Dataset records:

— start —

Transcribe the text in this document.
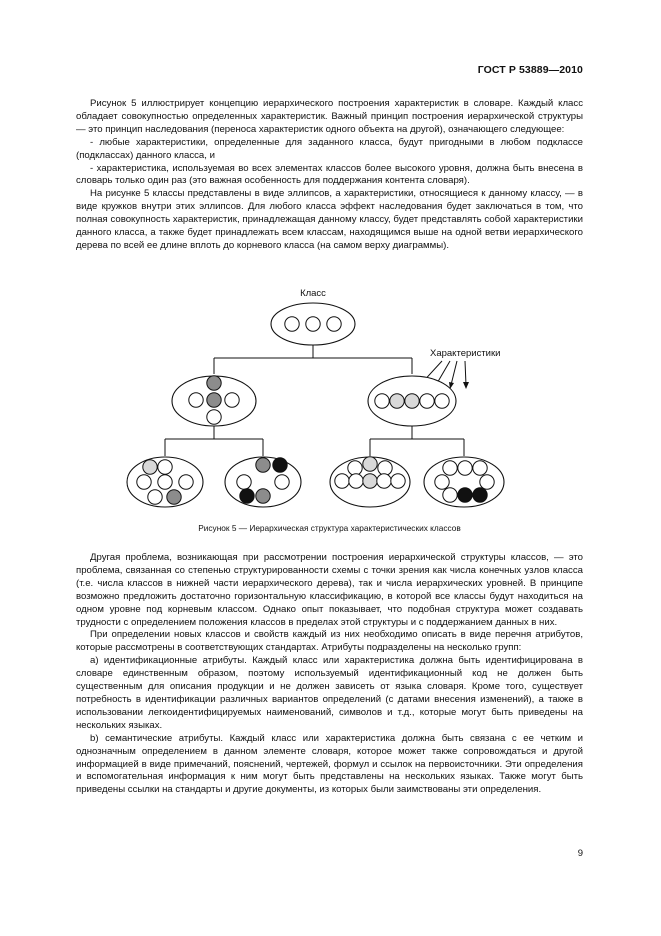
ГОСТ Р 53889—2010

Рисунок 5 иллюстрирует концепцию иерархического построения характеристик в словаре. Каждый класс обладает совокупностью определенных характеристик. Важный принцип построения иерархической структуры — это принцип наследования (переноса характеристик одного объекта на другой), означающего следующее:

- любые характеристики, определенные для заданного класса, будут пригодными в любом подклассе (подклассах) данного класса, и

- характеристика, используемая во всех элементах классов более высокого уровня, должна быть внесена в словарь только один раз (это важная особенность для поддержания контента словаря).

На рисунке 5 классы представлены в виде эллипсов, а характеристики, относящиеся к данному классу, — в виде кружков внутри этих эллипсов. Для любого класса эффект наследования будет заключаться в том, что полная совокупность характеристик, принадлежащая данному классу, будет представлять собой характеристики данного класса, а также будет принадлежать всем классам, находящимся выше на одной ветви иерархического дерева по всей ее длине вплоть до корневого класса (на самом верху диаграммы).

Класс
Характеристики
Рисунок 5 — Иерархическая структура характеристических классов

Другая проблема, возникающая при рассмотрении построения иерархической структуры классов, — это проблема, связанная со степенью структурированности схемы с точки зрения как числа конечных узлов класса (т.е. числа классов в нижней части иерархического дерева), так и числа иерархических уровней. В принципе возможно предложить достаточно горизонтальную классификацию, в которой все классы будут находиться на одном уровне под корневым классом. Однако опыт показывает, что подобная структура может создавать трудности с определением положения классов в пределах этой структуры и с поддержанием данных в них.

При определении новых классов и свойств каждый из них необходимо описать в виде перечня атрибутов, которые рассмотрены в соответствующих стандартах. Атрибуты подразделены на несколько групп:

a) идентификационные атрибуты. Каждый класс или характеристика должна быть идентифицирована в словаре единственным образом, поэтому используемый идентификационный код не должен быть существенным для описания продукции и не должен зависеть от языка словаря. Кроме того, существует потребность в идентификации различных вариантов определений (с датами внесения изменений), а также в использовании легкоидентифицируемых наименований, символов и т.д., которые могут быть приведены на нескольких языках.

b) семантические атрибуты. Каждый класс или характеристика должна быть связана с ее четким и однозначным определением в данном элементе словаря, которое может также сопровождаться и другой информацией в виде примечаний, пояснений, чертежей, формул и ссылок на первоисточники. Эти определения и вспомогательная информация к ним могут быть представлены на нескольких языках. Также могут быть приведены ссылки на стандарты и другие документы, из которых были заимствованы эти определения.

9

— end —
— start —

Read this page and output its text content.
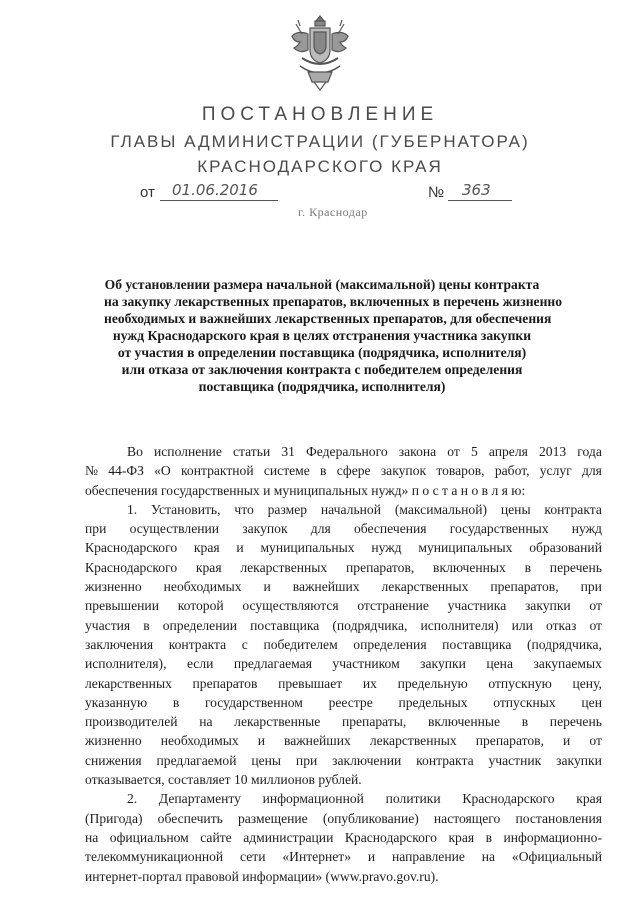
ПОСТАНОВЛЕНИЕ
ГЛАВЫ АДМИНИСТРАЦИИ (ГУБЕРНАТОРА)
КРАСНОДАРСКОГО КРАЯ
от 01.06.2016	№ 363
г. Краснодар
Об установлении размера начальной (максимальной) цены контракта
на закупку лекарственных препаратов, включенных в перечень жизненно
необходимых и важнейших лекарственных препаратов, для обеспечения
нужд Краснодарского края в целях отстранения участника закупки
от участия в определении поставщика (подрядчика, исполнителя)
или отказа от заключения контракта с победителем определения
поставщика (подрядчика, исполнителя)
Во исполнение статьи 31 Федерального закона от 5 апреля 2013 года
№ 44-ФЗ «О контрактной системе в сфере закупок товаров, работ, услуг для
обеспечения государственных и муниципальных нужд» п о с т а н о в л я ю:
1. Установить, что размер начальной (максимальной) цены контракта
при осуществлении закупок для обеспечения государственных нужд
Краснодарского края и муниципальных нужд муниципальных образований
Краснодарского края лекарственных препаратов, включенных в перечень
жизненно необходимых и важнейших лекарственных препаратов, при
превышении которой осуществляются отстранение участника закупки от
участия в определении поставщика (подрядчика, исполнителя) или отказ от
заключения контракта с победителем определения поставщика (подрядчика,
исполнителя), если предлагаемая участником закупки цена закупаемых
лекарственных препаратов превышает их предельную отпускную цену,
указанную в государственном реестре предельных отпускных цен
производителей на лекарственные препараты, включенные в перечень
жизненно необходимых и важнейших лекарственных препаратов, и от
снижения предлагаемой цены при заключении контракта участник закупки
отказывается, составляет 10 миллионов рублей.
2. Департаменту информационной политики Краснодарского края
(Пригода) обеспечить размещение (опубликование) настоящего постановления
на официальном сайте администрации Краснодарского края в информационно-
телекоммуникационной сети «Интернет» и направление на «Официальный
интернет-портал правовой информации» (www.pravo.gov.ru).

— end —

TASK PROMPT =>
Gather up, from the records above, each line where the word "определением" appears.

RESPONSE TO THIS EXERCISE =>
Другая проблема, возникающая при рассмотрении построения иерархической структуры классов, — это проблема, связанная со степенью структурированности схемы с точки зрения как числа конечных узлов класса (т.е. числа классов в нижней части иерархического дерева), так и числа иерархических уровней. В принципе возможно предложить достаточно горизонтальную классификацию, в которой все классы будут находиться на одном уровне под корневым классом. Однако опыт показывает, что подобная структура может создавать трудности с определением положения классов в пределах этой структуры и с поддержанием данных в них.
b) семантические атрибуты. Каждый класс или характеристика должна быть связана с ее четким и однозначным определением в данном элементе словаря, которое может также сопровождаться и другой информацией в виде примечаний, пояснений, чертежей, формул и ссылок на первоисточники. Эти определения и вспомогательная информация к ним могут быть представлены на нескольких языках. Также могут быть приведены ссылки на стандарты и другие документы, из которых были заимствованы эти определения.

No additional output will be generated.